(BRIEF): Copy the part of the chicken salad outbreak report that opens with "Consequently, the public" and closes with "occurred during shipping.", swapping "two to four weeks" for "three to five weeks".

(EXCERPT TO READ):
━━━━━━━━━━━━━━━━━━━━━━━━━━━━━━

Blame keeps shifting over the Salmonella-tainted chicken salad outbreak, which is centered mostly over the upper midwest. The confirmed case count associated with the chicken salad remains at 65, with 55 of the cases in Iowa.

Although the case count hasn’t increased since the most recent report from the CDC on Feb. 22, that doesn’t tell the whole story.

States could be reporting to the public on a daily basis how many more cases have been confirmed in their jurisdictions. However, that is not happening.

Consequently, the public has to wait for updated numbers on the Salmonella Typhimurium outbreak from the federal Centers for Disease Control and Prevention. The federal agency says it takes a minimum of two to four weeks for confirmed cases to make it from states to the CDC.

In the meantime, Fareway Stores Inc., a 120-store grocery retailer based in Boone, IA, says it isn’t to blame because it acted before USDA to stop the problem. And Triple T. Specialty Meats Inc. says no tainted chicken salad was found in its Ackley, IA, facility, so the contamination must have occurred during shipping.

“By the time the advisory (the recall) was issued, Fareway had already voluntarily pulled the product,” the grocery chain says in a statement posted on its website. “This product has not been sold at any Fareway location since Feb. 9, and will not be sold again at any Fareway until we are certain the problem has unquestionably been resolved.”

Those excuses are not stopping consumers who were made ill by the chicken salad from filing lawsuits in Iowa courts. Iowa, South Dakota, Nebraska, Minnesota, and Illinois are bearing the brunt.

The number of cases is expected to increase in CDC’s next update.

The supplier, Triple T, shipped the chicken salad to Fareway stores in Iowa, Minnesota, Nebraska and South Dakota. Iowa kicked off the Salmonella Typhimurium investigation, notifying USDA’s Food Safety and Inspection Service (FSIS) about the problem on Feb. 9.

━━━━━━━━━━━━━━━━━━━━━━━━━━━━━━

(SUPPLIED RECORDS):
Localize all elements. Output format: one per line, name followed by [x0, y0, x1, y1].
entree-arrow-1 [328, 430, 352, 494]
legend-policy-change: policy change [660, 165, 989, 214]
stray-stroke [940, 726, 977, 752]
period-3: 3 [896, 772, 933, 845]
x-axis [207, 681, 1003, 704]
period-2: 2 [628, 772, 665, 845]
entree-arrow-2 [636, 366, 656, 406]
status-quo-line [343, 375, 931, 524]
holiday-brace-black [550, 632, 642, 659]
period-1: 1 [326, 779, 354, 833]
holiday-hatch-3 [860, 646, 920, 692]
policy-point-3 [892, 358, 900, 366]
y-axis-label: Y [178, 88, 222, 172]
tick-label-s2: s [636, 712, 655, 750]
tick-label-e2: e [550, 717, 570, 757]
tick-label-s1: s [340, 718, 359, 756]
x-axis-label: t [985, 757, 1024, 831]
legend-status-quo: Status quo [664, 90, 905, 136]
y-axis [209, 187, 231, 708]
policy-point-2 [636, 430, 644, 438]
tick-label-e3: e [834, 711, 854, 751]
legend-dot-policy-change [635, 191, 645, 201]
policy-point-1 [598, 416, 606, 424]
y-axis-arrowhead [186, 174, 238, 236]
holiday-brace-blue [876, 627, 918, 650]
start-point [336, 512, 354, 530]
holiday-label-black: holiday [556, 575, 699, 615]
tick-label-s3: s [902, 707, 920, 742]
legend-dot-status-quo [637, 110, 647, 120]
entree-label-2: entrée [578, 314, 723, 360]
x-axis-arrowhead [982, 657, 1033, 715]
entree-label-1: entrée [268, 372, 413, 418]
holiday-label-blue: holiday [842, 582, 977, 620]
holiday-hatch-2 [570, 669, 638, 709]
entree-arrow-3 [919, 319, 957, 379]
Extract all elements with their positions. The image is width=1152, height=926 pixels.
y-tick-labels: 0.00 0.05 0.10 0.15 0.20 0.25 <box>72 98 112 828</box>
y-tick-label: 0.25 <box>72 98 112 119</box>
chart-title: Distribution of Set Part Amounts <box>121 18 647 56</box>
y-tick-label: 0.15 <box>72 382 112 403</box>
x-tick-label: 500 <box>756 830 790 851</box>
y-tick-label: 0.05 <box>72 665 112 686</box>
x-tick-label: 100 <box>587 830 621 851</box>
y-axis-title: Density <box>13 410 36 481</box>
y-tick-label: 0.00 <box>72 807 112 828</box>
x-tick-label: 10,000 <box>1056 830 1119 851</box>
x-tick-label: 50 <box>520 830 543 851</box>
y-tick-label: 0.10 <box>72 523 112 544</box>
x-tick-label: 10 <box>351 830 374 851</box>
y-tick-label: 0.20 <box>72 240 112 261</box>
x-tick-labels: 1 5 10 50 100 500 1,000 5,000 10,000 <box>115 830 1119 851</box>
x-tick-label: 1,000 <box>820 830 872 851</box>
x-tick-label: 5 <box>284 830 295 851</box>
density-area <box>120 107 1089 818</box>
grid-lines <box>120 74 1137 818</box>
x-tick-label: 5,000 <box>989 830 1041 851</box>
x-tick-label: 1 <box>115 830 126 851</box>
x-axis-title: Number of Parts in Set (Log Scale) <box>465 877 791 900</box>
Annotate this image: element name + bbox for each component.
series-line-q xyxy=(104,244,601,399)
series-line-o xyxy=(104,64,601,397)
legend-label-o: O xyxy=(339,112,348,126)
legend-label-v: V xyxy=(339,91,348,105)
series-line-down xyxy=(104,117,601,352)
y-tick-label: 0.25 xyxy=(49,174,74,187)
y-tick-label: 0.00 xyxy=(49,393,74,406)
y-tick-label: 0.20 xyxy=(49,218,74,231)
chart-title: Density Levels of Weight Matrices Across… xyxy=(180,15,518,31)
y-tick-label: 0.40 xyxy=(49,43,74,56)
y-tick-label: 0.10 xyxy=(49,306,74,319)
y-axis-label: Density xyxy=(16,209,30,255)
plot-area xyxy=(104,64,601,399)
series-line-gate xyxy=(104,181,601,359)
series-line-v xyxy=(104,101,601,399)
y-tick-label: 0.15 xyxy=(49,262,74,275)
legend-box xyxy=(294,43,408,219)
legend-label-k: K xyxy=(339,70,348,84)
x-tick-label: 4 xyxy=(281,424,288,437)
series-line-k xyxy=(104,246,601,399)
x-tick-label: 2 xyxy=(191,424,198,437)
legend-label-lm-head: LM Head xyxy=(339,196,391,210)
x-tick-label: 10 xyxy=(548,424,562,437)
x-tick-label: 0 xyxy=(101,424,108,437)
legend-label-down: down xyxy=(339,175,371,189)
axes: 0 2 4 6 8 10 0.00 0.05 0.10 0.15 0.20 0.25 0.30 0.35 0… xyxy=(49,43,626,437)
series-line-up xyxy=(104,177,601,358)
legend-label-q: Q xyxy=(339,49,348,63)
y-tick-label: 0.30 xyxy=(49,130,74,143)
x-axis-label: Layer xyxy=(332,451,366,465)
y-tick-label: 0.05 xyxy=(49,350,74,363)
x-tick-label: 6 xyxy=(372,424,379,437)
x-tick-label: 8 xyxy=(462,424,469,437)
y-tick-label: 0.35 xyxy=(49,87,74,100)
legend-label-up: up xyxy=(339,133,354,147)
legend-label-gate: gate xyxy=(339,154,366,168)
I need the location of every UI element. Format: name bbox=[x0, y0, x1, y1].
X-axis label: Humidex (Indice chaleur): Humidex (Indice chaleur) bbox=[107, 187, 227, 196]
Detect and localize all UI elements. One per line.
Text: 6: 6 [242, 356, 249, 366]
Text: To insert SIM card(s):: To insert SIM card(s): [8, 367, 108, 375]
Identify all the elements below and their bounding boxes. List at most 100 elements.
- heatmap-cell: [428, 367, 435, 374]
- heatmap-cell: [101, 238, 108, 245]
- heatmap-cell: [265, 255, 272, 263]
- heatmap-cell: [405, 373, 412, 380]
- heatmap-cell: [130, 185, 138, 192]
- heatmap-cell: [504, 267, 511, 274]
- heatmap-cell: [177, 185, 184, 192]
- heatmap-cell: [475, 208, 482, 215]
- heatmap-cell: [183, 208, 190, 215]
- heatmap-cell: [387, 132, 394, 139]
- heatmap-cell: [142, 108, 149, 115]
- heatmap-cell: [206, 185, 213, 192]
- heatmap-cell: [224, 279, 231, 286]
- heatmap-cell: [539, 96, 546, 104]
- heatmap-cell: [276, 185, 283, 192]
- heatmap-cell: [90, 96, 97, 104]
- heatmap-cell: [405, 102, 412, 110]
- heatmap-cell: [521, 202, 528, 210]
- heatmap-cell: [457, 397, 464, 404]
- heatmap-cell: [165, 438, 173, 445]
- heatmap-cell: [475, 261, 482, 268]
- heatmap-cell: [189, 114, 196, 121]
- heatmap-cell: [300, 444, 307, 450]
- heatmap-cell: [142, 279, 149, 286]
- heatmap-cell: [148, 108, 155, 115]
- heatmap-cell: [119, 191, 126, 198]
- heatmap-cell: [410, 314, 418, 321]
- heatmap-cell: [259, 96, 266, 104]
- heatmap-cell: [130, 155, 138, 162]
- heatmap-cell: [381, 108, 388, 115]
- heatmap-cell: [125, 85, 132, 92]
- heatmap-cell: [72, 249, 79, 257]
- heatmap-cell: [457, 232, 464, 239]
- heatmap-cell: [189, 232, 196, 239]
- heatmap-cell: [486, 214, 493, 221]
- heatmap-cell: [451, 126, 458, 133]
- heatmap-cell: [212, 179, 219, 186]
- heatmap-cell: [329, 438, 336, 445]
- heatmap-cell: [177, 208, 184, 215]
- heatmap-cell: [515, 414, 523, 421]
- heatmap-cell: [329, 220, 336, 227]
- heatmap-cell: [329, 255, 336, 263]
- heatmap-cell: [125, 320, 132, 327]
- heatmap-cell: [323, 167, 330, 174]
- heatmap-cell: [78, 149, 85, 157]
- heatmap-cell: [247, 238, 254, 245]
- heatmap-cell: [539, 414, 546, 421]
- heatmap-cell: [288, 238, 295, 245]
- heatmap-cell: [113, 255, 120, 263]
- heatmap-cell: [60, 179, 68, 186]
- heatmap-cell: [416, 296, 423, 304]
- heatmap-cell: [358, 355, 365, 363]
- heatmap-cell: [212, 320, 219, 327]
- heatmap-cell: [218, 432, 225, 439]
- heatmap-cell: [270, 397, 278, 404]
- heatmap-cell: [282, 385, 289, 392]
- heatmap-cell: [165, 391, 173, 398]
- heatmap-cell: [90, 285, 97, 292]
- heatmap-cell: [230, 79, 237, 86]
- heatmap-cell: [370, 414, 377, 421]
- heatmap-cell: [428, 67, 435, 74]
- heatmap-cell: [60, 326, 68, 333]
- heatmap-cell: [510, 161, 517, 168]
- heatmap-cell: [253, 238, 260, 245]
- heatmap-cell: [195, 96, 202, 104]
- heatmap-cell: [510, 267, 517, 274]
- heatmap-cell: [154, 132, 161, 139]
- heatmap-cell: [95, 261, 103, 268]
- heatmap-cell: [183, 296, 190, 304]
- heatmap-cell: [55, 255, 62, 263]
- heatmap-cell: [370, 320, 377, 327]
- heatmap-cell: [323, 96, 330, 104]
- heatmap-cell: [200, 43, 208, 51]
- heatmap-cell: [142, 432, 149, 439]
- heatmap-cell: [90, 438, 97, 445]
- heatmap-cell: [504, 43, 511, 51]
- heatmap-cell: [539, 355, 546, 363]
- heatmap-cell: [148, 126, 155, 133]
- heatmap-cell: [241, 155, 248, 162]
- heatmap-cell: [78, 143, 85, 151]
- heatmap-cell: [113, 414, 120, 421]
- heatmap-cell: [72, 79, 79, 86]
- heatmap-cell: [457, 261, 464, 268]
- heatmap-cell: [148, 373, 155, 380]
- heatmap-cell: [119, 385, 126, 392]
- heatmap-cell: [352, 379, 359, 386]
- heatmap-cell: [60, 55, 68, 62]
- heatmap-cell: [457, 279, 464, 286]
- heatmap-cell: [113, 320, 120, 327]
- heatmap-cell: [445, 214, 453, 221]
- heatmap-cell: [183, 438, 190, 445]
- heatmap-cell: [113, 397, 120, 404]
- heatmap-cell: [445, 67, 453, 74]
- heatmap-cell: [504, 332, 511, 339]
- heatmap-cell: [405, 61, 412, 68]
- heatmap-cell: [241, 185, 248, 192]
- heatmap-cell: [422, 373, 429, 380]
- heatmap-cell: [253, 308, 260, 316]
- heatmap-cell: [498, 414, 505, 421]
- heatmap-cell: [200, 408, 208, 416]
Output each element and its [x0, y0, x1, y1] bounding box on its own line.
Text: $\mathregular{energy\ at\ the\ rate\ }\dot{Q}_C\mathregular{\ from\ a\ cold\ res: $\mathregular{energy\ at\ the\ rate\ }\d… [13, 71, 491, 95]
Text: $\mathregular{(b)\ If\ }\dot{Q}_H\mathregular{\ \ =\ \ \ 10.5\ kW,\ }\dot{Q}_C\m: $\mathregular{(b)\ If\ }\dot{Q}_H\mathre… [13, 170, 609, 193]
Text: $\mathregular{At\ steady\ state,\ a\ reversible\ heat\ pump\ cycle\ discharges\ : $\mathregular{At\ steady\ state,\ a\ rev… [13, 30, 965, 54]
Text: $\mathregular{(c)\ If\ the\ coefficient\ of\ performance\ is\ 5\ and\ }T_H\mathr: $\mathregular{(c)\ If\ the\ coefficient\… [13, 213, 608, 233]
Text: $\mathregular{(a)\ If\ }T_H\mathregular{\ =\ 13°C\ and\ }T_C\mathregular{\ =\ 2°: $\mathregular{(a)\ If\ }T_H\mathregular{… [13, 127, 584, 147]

━━━━━━━━━━━━━━━━━━━━━━━━━━━━━━

(SOLUTION BELOW):
Consequently, the public has to wait for updated numbers on the Salmonella Typhimurium outbreak from the federal Centers for Disease Control and Prevention. The federal agency says it takes a minimum of three to five weeks for confirmed cases to make it from states to the CDC.

In the meantime, Fareway Stores Inc., a 120-store grocery retailer based in Boone, IA, says it isn’t to blame because it acted before USDA to stop the problem. And Triple T. Specialty Meats Inc. says no tainted chicken salad was found in its Ackley, IA, facility, so the contamination must have occurred during shipping.